The problem: Show every line that has the string "name" in it.

[Figure dataset records]
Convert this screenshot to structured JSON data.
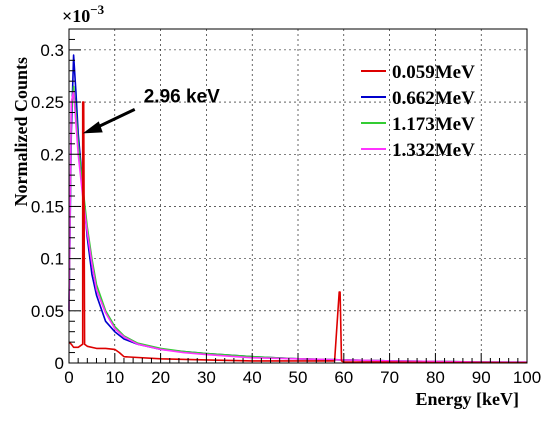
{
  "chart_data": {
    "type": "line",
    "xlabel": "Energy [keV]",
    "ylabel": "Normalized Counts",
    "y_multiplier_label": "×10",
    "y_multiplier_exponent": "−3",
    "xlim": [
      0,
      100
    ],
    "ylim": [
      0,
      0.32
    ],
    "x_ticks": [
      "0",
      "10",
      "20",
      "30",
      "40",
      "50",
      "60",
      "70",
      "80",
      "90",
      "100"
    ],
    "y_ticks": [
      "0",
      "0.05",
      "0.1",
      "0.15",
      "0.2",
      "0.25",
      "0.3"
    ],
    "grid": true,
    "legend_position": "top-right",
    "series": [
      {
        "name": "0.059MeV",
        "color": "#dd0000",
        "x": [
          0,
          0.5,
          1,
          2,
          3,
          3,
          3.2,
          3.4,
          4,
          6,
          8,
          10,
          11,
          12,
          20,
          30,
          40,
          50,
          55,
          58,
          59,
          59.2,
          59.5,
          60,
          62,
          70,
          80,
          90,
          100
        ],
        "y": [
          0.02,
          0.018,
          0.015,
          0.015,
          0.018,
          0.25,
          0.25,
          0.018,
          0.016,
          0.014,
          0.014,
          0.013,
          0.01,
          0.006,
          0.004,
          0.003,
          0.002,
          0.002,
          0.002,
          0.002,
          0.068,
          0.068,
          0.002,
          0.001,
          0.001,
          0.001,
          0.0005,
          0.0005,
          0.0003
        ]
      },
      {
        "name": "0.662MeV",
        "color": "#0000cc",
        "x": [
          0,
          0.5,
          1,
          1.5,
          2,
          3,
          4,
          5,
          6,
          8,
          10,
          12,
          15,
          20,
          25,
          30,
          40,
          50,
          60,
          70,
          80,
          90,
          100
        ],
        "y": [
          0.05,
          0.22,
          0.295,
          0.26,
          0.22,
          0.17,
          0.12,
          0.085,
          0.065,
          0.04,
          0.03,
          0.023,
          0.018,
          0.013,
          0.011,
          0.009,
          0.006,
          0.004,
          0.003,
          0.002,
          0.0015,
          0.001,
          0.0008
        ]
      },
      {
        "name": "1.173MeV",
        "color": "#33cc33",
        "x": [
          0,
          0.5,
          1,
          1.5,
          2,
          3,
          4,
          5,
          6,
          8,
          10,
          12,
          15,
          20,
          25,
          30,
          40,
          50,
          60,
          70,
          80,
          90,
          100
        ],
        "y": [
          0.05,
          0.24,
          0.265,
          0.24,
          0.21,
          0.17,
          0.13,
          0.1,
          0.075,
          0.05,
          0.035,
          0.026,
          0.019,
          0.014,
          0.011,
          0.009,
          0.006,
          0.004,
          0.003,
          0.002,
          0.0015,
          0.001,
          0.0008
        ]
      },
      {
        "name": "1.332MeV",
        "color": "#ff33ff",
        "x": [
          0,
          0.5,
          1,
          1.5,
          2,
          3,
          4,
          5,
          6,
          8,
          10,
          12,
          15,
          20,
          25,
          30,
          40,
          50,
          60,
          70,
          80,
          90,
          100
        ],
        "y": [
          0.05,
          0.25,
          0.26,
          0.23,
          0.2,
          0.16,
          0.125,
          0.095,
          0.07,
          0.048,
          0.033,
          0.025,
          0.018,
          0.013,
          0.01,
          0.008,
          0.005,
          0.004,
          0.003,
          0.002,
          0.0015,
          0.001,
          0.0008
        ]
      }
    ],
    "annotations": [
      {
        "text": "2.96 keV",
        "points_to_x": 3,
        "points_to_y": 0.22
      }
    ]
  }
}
...
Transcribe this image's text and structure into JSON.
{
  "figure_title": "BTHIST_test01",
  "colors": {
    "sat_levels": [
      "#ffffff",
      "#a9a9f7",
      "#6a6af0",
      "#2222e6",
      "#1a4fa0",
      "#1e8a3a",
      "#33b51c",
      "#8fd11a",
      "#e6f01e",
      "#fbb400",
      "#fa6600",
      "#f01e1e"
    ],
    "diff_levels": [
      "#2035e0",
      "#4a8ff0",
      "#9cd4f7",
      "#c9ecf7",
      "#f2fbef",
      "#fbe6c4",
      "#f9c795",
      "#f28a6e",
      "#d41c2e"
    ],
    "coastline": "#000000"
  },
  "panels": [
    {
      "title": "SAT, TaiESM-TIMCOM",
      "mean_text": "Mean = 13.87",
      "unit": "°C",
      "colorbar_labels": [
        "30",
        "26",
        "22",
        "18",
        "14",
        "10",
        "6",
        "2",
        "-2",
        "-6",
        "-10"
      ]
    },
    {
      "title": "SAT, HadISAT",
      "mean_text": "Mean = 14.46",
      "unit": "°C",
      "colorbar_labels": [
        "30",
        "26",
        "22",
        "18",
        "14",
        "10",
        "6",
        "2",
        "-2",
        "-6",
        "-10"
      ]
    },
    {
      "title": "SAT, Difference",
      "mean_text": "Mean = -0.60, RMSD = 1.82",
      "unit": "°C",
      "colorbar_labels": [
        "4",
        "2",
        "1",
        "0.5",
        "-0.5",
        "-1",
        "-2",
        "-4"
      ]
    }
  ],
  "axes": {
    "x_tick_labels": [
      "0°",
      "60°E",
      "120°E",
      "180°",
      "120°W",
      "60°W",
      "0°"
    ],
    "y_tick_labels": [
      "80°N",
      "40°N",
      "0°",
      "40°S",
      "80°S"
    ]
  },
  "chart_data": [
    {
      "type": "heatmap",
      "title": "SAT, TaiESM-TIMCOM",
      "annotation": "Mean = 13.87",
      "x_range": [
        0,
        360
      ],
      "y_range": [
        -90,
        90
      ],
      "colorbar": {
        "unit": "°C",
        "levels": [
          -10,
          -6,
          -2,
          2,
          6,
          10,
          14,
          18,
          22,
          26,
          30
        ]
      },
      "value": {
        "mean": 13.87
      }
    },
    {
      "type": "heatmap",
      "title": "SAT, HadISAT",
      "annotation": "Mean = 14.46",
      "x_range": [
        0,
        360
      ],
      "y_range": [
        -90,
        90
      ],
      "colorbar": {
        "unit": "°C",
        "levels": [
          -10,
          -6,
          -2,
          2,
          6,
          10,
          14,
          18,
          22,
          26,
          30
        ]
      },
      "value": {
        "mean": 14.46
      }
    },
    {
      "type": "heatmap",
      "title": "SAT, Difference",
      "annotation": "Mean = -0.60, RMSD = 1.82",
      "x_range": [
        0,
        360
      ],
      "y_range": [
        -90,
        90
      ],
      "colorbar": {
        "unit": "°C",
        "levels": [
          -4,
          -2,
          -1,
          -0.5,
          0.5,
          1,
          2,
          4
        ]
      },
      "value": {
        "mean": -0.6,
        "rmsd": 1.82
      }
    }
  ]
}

Response to this task:
        "name": "0.059MeV",
        "name": "0.662MeV",
        "name": "1.173MeV",
        "name": "1.332MeV",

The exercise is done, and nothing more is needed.